• [What to produce] Of the lines below, count those containing the word "kerk". Reply with the number alone.

Saved entries:
■ ■ ■

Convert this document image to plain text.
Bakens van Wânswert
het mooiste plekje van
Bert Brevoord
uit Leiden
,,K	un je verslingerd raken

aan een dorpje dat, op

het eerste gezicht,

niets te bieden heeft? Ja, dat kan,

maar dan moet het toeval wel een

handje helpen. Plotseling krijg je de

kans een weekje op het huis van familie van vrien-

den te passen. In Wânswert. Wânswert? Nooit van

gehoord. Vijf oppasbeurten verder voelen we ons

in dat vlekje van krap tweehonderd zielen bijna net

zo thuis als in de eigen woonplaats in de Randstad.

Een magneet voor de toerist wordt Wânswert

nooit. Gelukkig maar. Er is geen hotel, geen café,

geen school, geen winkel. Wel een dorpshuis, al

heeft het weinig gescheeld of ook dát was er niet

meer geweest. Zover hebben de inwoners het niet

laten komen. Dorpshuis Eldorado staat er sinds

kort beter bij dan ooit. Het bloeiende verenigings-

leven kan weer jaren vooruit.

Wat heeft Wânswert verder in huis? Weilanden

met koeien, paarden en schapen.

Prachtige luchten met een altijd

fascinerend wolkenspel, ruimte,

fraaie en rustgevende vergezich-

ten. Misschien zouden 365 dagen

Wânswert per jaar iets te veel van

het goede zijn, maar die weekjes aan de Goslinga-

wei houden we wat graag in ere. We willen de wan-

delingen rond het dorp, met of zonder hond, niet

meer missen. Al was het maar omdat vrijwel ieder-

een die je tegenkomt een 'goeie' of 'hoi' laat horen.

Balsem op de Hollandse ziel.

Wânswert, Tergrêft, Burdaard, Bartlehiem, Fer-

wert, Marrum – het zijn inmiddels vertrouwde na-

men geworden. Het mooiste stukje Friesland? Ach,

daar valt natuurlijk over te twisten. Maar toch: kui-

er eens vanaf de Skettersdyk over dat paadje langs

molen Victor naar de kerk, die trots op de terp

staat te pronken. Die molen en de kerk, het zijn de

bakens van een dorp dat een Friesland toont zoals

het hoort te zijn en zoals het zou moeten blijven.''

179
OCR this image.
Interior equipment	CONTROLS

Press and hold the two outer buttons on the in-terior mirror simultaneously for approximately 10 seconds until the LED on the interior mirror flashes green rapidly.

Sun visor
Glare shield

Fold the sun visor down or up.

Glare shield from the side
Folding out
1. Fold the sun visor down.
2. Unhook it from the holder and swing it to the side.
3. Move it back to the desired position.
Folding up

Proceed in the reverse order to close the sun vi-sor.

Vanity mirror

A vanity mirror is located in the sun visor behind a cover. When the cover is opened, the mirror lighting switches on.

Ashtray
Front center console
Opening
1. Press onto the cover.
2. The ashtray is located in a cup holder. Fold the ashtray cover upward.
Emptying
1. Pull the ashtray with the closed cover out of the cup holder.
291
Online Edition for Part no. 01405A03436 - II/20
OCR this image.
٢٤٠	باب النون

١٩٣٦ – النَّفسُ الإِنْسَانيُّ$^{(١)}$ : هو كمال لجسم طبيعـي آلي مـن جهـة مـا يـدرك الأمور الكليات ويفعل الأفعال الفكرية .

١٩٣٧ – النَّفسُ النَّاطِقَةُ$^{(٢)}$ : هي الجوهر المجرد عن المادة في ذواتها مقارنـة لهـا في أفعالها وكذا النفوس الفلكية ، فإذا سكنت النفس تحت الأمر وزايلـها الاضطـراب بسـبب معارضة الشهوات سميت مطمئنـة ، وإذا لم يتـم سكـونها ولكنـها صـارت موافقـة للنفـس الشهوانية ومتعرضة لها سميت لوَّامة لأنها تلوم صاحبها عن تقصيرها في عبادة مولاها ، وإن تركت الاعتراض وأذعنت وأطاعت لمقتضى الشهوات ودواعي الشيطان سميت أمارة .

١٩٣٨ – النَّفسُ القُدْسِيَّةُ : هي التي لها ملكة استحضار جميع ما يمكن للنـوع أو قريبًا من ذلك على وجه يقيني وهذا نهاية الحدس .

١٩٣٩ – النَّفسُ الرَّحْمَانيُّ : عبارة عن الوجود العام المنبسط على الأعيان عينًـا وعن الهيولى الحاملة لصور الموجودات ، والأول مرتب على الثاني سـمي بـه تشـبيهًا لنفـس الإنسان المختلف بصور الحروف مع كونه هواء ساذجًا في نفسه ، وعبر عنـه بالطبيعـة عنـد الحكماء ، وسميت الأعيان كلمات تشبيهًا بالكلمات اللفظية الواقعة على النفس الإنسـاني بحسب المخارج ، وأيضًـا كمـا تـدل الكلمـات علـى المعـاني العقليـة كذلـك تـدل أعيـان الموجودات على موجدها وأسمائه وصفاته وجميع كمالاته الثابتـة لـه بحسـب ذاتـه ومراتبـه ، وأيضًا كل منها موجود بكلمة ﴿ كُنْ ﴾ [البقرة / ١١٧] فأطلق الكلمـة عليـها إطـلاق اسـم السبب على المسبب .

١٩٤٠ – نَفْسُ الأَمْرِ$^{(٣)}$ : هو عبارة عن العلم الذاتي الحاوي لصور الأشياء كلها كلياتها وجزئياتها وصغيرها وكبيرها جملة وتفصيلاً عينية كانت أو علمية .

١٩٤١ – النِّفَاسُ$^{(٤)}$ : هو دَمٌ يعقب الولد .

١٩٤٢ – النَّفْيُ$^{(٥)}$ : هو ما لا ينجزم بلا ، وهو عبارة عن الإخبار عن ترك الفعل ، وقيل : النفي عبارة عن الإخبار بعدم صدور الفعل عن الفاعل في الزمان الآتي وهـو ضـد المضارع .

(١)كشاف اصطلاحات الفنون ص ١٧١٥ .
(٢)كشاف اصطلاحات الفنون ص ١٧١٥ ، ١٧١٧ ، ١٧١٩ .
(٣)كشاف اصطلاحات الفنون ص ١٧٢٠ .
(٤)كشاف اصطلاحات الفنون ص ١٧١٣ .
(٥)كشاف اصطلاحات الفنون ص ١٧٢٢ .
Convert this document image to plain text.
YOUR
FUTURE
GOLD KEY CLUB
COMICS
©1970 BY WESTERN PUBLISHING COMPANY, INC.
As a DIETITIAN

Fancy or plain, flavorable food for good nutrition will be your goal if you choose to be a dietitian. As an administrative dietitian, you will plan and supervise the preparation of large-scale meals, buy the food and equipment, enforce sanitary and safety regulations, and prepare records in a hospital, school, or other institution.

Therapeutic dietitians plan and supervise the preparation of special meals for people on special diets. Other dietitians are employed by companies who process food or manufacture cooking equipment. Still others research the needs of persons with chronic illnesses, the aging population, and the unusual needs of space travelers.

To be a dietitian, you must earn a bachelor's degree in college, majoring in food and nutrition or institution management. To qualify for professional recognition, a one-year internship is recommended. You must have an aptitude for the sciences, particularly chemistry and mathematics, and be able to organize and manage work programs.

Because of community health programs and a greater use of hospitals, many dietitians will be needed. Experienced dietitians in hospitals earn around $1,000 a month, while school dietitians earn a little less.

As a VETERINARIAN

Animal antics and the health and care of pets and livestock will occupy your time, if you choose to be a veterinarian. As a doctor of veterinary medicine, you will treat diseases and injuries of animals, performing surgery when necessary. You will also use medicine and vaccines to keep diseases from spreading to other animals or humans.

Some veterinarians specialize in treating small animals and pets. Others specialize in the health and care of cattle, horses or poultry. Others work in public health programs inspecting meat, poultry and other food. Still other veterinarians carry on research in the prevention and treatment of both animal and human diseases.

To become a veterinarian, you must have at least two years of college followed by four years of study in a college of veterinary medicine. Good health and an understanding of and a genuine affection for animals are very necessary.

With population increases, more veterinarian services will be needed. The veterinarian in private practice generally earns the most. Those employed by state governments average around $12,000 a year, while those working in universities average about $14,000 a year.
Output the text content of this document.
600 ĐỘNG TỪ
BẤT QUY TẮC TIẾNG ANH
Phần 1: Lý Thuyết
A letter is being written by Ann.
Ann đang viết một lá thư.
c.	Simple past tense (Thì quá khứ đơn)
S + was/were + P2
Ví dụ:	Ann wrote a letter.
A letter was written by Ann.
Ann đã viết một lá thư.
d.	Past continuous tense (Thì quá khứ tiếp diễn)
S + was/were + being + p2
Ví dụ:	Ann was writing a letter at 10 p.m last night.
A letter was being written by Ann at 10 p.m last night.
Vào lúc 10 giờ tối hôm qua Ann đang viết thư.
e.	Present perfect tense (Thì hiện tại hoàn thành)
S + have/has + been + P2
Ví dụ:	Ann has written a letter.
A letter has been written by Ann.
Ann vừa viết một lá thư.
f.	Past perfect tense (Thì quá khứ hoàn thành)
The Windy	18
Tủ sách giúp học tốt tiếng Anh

■ ■ ■

• [Exercise answer] 2